--- EXCERPTED TEXT ---

Two scripts, one Ansible

Both bootstrap-local.sh and bootstrap-r720.sh end up running the same two playbooks :

playbooks/bootstrap_runner.yml — Incus profiles + forgejo-runner Incus access + runner registration with incus label
playbooks/haproxy.yml — edge HAProxy container + dehydrated Let's Encrypt issuance for veza.fr / staging.veza.fr / talas.fr / forgejo.talas.group

The difference is the inventory :

laptop → inventory/staging.yml (SSH to R720, --ask-become-pass)
R720 → inventory/local.yml (connection: local, already root)

Pick whichever is convenient. The state files are independent (laptop keeps state under .git/talas-bootstrap/, R720 under /var/lib/talas/), so running both at different times doesn't double-do anything.

State files

laptop : <repo>/.git/talas-bootstrap/local.state
R720   : /var/lib/talas/r720-bootstrap.state

phase=DONE timestamp per completed phase. Re-run skips DONE phases. To force a phase re-run, delete its line :

sed -i '/^vault=/d' .git/talas-bootstrap/local.state

Quickstart — from the laptop

cd /home/senke/git/talas/veza/scripts/bootstrap
cp .env.example .env
vim .env                  # at minimum : FORGEJO_ADMIN_TOKEN
chmod +x *.sh

# Set up everything end-to-end :
./bootstrap-local.sh

# Or skip phases you've already done :
PHASE=4 ./bootstrap-local.sh

# Verify any time (read-only) :
./verify-local.sh

Quickstart — directly on the R720

ssh srv-102v
cd /path/to/veza/scripts/bootstrap
cp .env.example .env
vim .env                  # FORGEJO_ADMIN_TOKEN at minimum
sudo ./bootstrap-r720.sh

# Verify :
sudo ./verify-r720.sh

Sudo on the R720 — the design choice

The bash scripts do not require NOPASSWD sudo on the R720. Two reasons :

Trust boundary — NOPASSWD turns any compromise of the operator's account into root on the host. Keeping the password requirement means an attacker also needs to phish/keylog the sudo password.

--- GIVEN RECORDS ---

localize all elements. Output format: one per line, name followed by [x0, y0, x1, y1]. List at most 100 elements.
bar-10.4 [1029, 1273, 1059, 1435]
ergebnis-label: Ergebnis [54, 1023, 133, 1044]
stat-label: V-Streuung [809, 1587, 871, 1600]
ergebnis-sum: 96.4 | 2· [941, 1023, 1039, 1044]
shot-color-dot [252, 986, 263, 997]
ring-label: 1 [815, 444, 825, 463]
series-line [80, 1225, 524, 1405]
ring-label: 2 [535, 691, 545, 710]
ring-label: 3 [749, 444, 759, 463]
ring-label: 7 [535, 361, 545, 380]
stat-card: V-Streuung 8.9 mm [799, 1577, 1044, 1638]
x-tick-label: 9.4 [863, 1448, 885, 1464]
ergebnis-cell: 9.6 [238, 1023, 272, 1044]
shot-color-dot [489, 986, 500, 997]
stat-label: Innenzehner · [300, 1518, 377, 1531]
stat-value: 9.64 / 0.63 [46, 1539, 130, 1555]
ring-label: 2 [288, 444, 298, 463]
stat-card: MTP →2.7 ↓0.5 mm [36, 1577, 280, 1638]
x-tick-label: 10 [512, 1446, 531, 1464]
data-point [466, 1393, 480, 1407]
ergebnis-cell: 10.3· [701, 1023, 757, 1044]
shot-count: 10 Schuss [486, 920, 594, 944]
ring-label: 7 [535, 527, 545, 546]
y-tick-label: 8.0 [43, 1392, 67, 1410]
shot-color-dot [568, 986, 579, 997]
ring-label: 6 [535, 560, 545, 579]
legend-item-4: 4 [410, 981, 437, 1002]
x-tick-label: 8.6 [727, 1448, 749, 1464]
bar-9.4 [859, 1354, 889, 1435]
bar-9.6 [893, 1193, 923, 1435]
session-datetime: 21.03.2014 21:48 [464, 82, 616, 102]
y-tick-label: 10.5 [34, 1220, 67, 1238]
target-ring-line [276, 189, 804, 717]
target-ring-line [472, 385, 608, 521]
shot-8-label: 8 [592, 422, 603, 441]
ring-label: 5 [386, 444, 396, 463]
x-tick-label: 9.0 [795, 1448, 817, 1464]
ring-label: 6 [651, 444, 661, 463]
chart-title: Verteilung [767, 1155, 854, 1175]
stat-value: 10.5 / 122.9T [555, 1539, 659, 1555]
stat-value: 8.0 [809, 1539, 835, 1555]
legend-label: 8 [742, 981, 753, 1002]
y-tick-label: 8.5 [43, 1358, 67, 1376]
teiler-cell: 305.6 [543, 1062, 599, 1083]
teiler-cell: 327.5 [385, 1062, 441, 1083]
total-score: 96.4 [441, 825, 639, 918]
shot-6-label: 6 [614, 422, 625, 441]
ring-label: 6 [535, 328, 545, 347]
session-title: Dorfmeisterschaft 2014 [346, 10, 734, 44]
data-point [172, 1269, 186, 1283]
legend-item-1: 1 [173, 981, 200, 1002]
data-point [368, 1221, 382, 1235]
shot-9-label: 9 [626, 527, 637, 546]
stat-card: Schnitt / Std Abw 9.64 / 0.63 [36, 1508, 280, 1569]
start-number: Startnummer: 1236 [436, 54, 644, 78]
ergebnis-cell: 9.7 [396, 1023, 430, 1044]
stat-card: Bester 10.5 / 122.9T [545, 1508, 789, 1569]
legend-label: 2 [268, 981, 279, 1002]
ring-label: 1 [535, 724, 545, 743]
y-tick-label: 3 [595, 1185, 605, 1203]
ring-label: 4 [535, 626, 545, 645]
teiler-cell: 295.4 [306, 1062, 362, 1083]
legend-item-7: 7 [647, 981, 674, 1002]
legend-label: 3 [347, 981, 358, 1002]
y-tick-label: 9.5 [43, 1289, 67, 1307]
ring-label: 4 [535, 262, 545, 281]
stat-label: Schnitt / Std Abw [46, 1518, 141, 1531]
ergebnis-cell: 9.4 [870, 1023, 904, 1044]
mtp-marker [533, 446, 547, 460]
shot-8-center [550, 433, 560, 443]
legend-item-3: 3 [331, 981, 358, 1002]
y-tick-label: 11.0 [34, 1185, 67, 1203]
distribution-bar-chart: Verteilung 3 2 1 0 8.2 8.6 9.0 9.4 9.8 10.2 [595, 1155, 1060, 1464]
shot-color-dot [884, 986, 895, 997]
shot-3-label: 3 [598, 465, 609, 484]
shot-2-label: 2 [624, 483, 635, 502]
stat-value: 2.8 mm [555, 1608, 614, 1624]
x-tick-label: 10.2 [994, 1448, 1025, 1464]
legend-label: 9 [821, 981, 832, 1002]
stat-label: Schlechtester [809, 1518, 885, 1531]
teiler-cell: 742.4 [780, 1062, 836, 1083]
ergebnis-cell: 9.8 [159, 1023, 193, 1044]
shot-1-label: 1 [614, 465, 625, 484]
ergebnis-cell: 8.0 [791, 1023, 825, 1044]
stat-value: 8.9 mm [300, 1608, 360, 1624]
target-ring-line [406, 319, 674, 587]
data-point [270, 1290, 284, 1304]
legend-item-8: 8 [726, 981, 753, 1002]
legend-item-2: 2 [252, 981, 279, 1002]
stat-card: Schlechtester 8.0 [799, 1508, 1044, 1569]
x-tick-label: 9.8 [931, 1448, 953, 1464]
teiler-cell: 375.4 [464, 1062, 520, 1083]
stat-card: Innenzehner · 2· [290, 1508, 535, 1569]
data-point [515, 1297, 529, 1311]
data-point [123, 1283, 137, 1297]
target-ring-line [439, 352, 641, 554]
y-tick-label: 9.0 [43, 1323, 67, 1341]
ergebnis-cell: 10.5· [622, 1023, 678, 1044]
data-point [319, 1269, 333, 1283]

---

* _REQUIRED ACTION 1_: In the bootstrap excerpt, which inventory file is used when running from the R720?
* _REQUIRED ACTION 2_: Echo the bootstrap excerpt from "Pick whichever is" up to and including "doesn't double-do anything.".
* _REQUIRED ACTION 3_: Sum up the bootstrap excerpt in two sentences.
Use only the bootstrap excerpt to do what is asked.

* _EXERCISE RESULT 1_: inventory/local.yml, with a local connection and already running as root.

* _EXERCISE RESULT 2_:
Pick whichever is convenient. The state files are independent (laptop keeps state under .git/talas-bootstrap/, R720 under /var/lib/talas/), so running both at different times doesn't double-do anything.

* _EXERCISE RESULT 3_: Both bootstrap-local.sh and bootstrap-r720.sh run the same two playbooks, bootstrap_runner.yml and haproxy.yml, and differ only in inventory: the laptop uses inventory/staging.yml over SSH to the R720, while the R720 uses inventory/local.yml locally. Each keeps an independent state file that marks completed phases, which re-runs skip, and the bash scripts do not require NOPASSWD sudo on the R720.